Required work>
For each line below that contains the string "with", copy that line.

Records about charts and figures
##########

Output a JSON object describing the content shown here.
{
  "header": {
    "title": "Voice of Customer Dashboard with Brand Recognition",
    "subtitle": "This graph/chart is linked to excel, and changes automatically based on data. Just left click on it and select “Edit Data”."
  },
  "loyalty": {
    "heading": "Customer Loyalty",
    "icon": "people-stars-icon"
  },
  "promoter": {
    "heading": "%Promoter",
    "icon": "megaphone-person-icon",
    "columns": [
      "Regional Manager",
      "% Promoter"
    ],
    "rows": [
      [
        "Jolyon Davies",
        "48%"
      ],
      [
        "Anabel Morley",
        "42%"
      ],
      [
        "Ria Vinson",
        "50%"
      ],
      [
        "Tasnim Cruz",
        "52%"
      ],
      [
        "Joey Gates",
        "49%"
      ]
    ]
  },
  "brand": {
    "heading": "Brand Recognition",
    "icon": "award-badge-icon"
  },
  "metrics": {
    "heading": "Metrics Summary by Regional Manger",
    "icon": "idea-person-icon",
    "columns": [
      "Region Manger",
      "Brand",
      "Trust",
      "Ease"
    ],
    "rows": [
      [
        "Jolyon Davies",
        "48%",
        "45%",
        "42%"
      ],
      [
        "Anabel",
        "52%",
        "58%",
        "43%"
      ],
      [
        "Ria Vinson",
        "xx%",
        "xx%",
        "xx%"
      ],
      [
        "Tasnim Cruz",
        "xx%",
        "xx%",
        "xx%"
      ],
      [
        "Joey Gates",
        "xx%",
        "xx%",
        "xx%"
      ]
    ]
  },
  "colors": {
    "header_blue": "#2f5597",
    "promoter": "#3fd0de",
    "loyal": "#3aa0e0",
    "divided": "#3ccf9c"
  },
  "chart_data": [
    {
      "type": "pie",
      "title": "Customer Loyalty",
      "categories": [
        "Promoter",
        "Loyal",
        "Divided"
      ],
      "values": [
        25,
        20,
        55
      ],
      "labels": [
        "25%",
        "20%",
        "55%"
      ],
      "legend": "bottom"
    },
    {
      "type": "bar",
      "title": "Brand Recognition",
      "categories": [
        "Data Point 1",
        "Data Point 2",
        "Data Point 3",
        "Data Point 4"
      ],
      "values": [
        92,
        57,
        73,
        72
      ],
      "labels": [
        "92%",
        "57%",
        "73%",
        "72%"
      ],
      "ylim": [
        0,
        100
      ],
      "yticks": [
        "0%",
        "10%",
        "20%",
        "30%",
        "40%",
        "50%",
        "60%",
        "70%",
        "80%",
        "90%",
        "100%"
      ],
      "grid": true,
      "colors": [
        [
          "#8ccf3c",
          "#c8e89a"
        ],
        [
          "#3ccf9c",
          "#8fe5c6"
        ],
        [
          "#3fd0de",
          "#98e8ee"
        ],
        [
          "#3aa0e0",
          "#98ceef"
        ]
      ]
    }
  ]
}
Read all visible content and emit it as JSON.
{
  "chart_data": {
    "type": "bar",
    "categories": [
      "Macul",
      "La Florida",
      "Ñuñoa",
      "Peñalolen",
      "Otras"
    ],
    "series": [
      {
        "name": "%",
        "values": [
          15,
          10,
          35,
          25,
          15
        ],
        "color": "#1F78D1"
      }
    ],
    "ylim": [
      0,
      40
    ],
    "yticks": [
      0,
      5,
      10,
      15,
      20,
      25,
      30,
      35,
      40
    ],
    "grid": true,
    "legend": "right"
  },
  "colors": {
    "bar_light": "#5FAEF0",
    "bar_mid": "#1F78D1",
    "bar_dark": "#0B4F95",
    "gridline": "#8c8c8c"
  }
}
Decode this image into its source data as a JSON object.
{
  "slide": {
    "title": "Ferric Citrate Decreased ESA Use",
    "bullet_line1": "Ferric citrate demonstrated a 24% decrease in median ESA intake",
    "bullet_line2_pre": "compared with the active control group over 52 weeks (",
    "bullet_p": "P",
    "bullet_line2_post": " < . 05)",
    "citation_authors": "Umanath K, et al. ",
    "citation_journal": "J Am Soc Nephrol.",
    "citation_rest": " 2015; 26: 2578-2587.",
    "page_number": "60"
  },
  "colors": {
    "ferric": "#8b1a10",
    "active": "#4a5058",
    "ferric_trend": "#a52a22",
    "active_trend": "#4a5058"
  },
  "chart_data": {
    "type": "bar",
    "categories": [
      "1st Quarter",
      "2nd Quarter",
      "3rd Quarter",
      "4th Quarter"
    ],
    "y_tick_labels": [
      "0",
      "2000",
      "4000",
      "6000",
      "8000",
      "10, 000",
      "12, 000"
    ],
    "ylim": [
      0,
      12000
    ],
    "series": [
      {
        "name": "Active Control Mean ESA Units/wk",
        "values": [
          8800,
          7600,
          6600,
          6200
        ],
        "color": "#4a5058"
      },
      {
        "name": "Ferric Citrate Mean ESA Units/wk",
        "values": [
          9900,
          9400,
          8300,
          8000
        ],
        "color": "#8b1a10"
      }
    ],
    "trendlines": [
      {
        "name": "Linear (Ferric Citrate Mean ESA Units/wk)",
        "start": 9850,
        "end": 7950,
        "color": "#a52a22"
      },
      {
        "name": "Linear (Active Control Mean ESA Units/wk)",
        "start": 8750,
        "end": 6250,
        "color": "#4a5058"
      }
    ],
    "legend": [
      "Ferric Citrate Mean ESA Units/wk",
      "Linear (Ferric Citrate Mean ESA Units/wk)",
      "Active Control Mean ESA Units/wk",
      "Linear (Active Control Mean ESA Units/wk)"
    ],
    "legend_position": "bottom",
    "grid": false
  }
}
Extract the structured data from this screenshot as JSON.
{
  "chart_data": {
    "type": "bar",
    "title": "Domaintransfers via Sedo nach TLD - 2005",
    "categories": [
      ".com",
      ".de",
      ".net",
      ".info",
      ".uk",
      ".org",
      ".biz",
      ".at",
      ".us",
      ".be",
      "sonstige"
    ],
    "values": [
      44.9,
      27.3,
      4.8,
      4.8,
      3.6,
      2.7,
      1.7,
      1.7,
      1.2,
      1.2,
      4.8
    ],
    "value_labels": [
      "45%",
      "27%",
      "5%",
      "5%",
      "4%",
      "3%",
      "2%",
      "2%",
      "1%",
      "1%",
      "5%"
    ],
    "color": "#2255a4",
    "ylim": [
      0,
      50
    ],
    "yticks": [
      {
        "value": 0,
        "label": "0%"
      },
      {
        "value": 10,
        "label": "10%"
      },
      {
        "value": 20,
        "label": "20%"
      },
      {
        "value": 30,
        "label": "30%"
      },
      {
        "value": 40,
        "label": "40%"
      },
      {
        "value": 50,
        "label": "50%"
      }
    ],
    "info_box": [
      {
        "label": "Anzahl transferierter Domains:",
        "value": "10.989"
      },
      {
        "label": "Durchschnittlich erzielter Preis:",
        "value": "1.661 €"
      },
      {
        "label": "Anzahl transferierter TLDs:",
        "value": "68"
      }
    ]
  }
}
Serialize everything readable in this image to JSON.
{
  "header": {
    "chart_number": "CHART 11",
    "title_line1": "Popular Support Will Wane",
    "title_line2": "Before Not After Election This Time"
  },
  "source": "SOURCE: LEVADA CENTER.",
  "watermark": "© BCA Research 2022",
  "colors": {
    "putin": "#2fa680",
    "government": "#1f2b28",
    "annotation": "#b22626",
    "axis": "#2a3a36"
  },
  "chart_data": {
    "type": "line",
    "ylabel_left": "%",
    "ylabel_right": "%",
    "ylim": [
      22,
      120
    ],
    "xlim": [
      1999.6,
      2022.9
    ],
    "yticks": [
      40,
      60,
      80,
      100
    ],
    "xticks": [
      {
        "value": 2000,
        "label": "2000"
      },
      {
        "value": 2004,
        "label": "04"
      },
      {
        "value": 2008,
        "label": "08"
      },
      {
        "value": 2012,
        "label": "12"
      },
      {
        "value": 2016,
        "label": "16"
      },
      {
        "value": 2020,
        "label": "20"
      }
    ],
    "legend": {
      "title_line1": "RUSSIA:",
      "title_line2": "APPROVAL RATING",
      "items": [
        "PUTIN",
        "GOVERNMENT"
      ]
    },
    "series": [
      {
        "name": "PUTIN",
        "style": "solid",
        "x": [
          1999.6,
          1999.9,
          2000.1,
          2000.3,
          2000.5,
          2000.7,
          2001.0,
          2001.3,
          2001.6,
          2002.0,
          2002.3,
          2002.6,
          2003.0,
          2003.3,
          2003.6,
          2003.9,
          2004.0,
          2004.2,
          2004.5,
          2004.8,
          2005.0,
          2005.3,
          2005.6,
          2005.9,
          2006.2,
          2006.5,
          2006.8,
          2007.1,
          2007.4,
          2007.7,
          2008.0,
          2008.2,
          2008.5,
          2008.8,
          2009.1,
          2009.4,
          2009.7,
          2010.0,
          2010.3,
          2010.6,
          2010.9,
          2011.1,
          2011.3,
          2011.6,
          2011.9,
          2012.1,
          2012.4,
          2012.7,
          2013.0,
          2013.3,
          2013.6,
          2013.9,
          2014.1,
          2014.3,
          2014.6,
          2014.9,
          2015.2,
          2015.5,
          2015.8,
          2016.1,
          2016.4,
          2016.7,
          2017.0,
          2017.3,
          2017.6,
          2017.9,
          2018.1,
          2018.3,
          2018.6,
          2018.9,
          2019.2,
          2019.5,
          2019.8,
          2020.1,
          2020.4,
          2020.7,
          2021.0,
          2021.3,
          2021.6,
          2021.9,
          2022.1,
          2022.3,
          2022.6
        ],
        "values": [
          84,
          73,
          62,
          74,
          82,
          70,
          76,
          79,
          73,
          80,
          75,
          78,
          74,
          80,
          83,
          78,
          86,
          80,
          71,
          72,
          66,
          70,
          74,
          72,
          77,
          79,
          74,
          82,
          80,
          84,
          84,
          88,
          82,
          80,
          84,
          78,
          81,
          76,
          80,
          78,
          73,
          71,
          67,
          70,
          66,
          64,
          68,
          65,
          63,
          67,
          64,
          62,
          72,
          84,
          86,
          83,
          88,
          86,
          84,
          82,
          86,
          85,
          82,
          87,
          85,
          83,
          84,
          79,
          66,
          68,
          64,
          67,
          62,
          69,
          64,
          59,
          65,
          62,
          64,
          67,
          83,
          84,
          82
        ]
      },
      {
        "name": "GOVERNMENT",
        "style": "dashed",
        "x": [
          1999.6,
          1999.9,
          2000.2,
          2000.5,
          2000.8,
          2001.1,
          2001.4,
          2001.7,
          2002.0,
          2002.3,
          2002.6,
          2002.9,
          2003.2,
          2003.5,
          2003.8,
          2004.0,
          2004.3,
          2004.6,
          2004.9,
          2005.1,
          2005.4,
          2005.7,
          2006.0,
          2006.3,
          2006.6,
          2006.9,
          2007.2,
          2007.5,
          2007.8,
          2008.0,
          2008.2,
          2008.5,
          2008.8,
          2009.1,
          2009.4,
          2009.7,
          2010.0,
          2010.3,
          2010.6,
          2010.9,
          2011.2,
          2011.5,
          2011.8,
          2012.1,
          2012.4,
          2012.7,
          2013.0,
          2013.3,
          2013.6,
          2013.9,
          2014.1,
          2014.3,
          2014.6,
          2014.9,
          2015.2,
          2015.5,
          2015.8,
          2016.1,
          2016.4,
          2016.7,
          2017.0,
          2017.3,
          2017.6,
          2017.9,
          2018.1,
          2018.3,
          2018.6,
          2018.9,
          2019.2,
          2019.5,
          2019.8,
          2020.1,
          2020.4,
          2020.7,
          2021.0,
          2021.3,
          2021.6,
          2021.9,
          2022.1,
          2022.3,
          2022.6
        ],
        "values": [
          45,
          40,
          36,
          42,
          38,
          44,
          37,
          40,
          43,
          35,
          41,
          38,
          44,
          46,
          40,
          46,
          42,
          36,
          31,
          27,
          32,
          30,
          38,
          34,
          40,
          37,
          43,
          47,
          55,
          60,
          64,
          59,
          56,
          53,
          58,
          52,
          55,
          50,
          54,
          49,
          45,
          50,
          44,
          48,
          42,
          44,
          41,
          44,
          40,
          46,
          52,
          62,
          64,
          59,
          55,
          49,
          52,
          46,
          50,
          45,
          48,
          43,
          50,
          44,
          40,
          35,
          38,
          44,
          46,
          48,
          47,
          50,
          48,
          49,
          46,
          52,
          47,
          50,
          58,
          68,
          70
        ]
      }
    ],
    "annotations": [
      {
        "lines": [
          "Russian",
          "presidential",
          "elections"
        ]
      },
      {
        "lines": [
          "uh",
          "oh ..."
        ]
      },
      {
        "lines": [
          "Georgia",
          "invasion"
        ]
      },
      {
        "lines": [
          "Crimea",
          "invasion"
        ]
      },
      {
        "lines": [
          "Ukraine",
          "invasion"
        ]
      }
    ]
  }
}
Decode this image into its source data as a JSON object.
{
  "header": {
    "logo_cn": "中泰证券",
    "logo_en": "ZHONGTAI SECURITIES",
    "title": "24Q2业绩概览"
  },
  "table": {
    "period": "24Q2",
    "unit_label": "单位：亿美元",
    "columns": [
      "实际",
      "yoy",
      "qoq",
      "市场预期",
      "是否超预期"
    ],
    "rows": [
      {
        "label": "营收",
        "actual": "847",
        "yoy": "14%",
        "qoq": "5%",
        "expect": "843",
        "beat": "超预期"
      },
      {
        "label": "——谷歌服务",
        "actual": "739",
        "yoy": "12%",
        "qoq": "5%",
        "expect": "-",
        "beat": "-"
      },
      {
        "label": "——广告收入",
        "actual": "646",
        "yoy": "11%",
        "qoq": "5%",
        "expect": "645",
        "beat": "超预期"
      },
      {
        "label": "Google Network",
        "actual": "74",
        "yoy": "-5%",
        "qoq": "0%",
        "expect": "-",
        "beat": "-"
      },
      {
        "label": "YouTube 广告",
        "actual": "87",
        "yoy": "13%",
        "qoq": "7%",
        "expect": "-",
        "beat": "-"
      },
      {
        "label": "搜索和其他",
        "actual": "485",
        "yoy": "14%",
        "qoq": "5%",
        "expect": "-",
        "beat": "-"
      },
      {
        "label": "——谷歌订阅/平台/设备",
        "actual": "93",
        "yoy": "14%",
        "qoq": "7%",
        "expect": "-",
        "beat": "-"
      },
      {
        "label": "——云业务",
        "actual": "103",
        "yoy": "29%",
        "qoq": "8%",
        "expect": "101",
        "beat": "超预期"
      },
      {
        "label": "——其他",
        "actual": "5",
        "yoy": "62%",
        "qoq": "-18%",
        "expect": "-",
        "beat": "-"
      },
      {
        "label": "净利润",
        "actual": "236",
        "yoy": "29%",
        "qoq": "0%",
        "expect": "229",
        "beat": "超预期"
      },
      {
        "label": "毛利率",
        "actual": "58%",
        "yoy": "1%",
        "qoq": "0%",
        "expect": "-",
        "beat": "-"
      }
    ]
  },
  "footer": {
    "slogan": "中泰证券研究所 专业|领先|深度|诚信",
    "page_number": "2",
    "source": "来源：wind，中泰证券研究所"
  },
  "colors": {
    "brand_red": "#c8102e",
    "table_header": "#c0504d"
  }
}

##########

Correct response>
    "title": "Voice of Customer Dashboard with Brand Recognition",
    "bullet_line2_pre": "compared with the active control group over 52 weeks (",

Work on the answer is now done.